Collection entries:
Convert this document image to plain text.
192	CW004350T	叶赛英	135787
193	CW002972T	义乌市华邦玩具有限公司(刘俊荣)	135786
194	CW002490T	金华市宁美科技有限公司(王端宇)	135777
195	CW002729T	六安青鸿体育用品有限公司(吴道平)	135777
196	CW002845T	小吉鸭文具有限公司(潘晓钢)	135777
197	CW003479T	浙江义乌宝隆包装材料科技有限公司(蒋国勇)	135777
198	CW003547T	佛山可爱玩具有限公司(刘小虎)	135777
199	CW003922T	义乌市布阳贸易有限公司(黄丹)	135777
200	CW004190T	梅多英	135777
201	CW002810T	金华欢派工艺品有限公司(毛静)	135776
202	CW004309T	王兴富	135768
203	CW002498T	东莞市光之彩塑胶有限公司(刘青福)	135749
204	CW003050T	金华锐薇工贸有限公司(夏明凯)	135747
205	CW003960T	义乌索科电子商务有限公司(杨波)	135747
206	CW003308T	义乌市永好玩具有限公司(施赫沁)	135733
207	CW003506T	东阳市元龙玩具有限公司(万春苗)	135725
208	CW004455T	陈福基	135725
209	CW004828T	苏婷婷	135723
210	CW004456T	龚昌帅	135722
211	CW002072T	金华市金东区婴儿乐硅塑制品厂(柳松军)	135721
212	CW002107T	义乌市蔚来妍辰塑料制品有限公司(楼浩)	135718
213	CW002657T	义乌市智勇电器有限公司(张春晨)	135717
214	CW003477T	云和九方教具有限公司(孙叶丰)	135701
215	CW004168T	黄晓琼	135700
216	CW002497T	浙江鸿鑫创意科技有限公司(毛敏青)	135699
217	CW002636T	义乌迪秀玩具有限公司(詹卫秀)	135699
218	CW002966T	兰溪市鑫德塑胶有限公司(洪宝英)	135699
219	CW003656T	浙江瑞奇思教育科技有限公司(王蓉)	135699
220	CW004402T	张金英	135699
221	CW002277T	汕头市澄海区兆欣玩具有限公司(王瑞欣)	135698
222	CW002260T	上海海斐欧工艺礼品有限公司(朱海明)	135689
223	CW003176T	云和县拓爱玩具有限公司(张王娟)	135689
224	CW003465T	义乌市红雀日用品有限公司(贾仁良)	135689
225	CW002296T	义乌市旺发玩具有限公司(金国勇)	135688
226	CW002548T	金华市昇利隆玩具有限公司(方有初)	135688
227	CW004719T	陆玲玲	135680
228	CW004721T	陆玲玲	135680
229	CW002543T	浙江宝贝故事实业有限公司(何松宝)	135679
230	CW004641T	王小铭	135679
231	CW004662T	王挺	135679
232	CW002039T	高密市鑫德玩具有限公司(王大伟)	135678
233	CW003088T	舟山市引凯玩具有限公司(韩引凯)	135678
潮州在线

▶ Exercise description
Copy down the material exactly as written.

▶ Output
Convert this document image to plain text.
192	CW004350T	叶赛英	135787
193	CW002972T	义乌市华邦玩具有限公司(刘俊荣)	135786
194	CW002490T	金华市宁美科技有限公司(王端宇)	135777
195	CW002729T	六安青鸿体育用品有限公司(吴道平)	135777
196	CW002845T	小吉鸭文具有限公司(潘晓钢)	135777
197	CW003479T	浙江义乌宝隆包装材料科技有限公司(蒋国勇)	135777
198	CW003547T	佛山可爱玩具有限公司(刘小虎)	135777
199	CW003922T	义乌市布阳贸易有限公司(黄丹)	135777
200	CW004190T	梅多英	135777
201	CW002810T	金华欢派工艺品有限公司(毛静)	135776
202	CW004309T	王兴富	135768
203	CW002498T	东莞市光之彩塑胶有限公司(刘青福)	135749
204	CW003050T	金华锐薇工贸有限公司(夏明凯)	135747
205	CW003960T	义乌索科电子商务有限公司(杨波)	135747
206	CW003308T	义乌市永好玩具有限公司(施赫沁)	135733
207	CW003506T	东阳市元龙玩具有限公司(万春苗)	135725
208	CW004455T	陈福基	135725
209	CW004828T	苏婷婷	135723
210	CW004456T	龚昌帅	135722
211	CW002072T	金华市金东区婴儿乐硅塑制品厂(柳松军)	135721
212	CW002107T	义乌市蔚来妍辰塑料制品有限公司(楼浩)	135718
213	CW002657T	义乌市智勇电器有限公司(张春晨)	135717
214	CW003477T	云和九方教具有限公司(孙叶丰)	135701
215	CW004168T	黄晓琼	135700
216	CW002497T	浙江鸿鑫创意科技有限公司(毛敏青)	135699
217	CW002636T	义乌迪秀玩具有限公司(詹卫秀)	135699
218	CW002966T	兰溪市鑫德塑胶有限公司(洪宝英)	135699
219	CW003656T	浙江瑞奇思教育科技有限公司(王蓉)	135699
220	CW004402T	张金英	135699
221	CW002277T	汕头市澄海区兆欣玩具有限公司(王瑞欣)	135698
222	CW002260T	上海海斐欧工艺礼品有限公司(朱海明)	135689
223	CW003176T	云和县拓爱玩具有限公司(张王娟)	135689
224	CW003465T	义乌市红雀日用品有限公司(贾仁良)	135689
225	CW002296T	义乌市旺发玩具有限公司(金国勇)	135688
226	CW002548T	金华市昇利隆玩具有限公司(方有初)	135688
227	CW004719T	陆玲玲	135680
228	CW004721T	陆玲玲	135680
229	CW002543T	浙江宝贝故事实业有限公司(何松宝)	135679
230	CW004641T	王小铭	135679
231	CW004662T	王挺	135679
232	CW002039T	高密市鑫德玩具有限公司(王大伟)	135678
233	CW003088T	舟山市引凯玩具有限公司(韩引凯)	135678
潮州在线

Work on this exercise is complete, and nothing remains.